* _GIVEN EXERCISE_: Wherever the string "HIPS" appears in a line, extract that line.

[Extracted data entries]
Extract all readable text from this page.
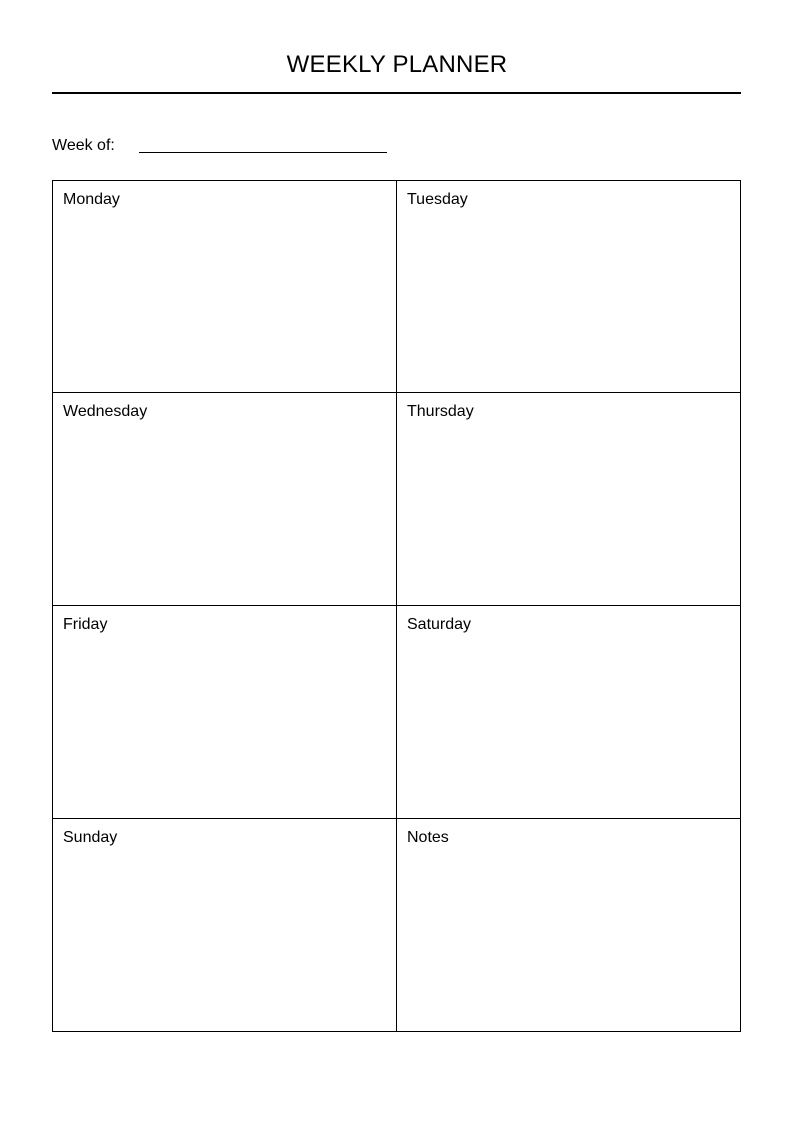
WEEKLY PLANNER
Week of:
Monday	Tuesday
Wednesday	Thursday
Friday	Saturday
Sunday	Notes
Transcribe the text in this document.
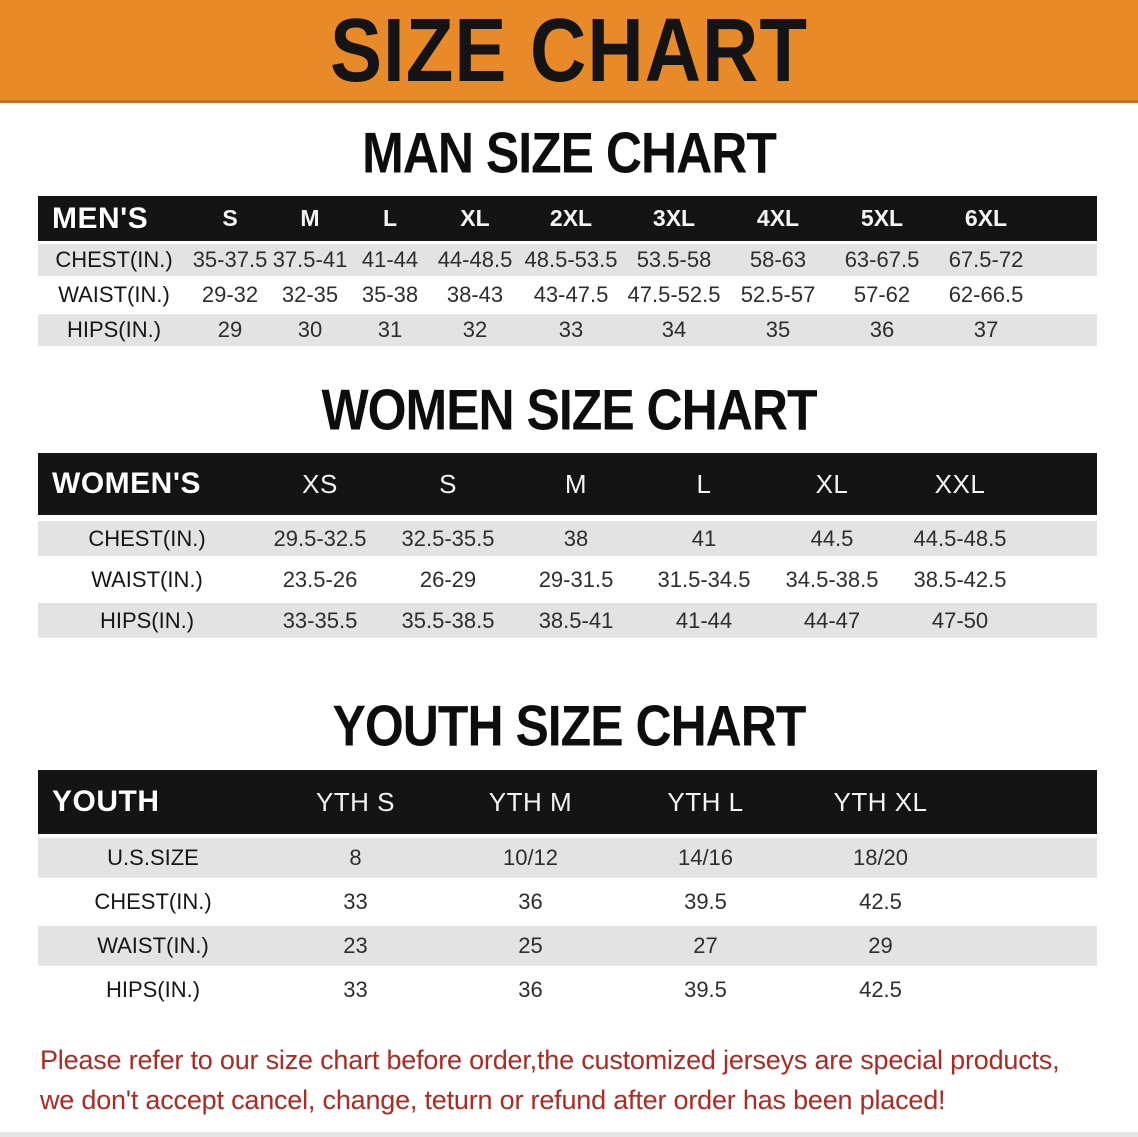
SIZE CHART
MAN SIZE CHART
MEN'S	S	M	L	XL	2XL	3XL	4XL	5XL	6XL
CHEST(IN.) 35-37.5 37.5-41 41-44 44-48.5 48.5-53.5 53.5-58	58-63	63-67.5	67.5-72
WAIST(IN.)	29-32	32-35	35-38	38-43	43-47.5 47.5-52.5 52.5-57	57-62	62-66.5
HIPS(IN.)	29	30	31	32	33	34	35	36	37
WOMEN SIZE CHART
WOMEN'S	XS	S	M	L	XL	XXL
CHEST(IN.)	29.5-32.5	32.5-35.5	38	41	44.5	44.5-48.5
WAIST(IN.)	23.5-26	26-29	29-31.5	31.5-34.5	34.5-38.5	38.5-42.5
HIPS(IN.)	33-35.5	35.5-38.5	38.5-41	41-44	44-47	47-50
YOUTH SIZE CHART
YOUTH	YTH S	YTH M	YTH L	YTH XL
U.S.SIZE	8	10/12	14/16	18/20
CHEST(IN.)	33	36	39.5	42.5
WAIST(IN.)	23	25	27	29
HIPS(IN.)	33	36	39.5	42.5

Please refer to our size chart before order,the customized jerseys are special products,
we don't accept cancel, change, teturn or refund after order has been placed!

==

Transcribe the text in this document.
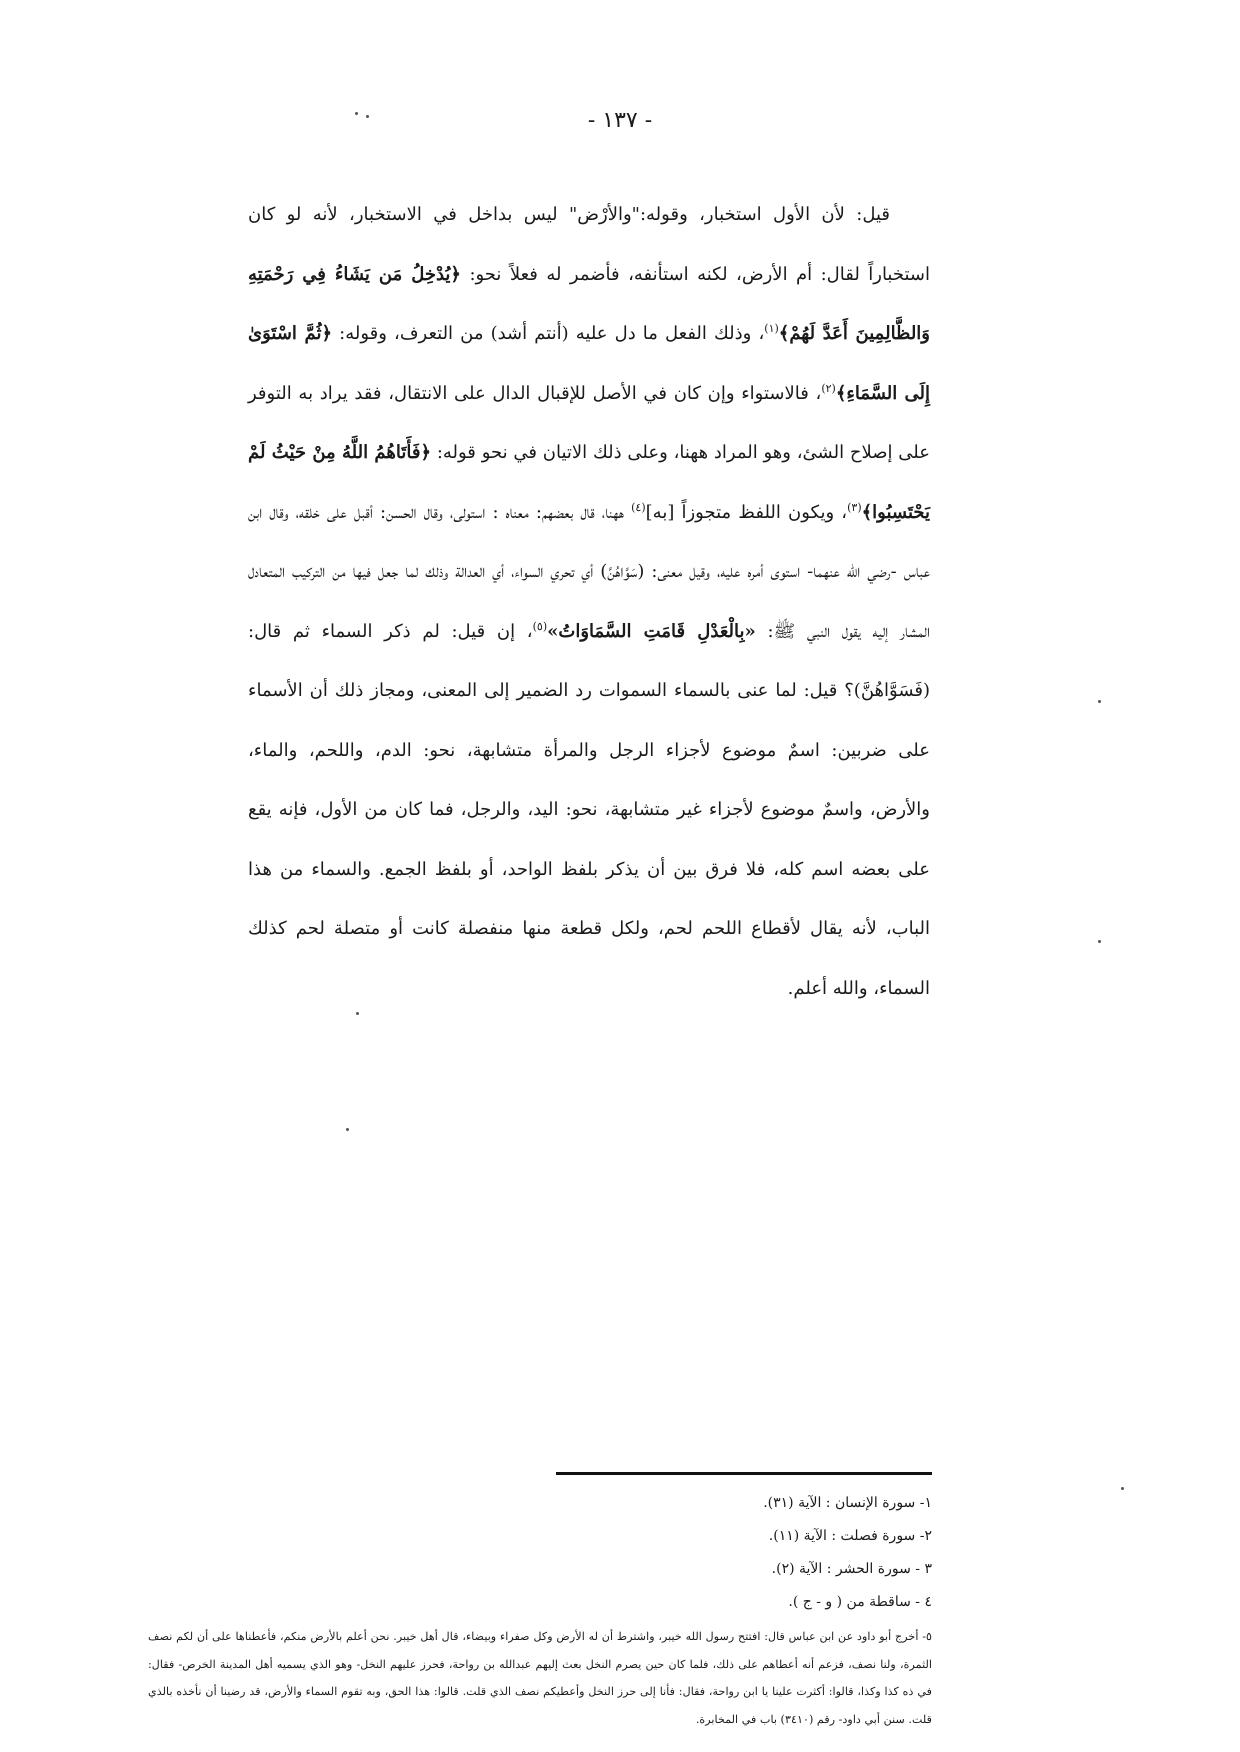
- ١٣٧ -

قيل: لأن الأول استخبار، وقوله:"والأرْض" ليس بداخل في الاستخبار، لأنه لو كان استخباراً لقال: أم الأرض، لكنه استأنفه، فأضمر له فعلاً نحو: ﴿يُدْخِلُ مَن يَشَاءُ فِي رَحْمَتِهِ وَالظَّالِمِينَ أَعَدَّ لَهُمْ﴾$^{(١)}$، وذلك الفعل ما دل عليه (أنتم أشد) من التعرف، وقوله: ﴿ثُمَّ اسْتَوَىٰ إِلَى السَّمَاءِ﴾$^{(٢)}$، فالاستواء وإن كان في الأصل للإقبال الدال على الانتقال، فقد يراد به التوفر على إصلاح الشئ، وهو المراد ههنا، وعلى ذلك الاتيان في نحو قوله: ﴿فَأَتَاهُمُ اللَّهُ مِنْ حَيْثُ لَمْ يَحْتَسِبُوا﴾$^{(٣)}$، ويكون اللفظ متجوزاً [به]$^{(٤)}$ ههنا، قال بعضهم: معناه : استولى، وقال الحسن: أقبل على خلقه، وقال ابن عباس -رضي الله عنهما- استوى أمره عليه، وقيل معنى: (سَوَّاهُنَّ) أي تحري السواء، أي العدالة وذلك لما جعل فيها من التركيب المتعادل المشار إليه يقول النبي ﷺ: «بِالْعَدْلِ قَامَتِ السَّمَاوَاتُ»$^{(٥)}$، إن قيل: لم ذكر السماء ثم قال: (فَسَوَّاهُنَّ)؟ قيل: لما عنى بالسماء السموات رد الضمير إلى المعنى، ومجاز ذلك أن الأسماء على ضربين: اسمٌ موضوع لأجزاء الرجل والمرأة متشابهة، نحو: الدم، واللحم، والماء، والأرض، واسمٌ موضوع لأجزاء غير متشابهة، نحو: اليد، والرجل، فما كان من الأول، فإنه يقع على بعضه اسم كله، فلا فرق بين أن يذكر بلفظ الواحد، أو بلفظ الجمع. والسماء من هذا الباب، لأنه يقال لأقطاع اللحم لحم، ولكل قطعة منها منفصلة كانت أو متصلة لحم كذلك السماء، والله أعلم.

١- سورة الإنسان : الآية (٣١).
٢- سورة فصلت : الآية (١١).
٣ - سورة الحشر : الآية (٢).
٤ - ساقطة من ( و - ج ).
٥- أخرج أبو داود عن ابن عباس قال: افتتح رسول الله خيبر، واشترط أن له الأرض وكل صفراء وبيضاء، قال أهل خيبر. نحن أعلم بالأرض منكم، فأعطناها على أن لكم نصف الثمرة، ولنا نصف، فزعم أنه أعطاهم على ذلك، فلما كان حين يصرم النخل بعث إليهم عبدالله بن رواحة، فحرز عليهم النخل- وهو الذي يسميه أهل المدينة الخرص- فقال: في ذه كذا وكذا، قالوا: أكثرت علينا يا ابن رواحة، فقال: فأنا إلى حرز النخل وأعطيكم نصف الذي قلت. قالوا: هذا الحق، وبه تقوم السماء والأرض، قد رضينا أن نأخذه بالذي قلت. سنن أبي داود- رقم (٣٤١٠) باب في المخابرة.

* _SOLUTION_:
HIPS(IN.)	29	30	31	32	33	34	35	36	37
HIPS(IN.)	33-35.5	35.5-38.5	38.5-41	41-44	44-47	47-50
HIPS(IN.)	33	36	39.5	42.5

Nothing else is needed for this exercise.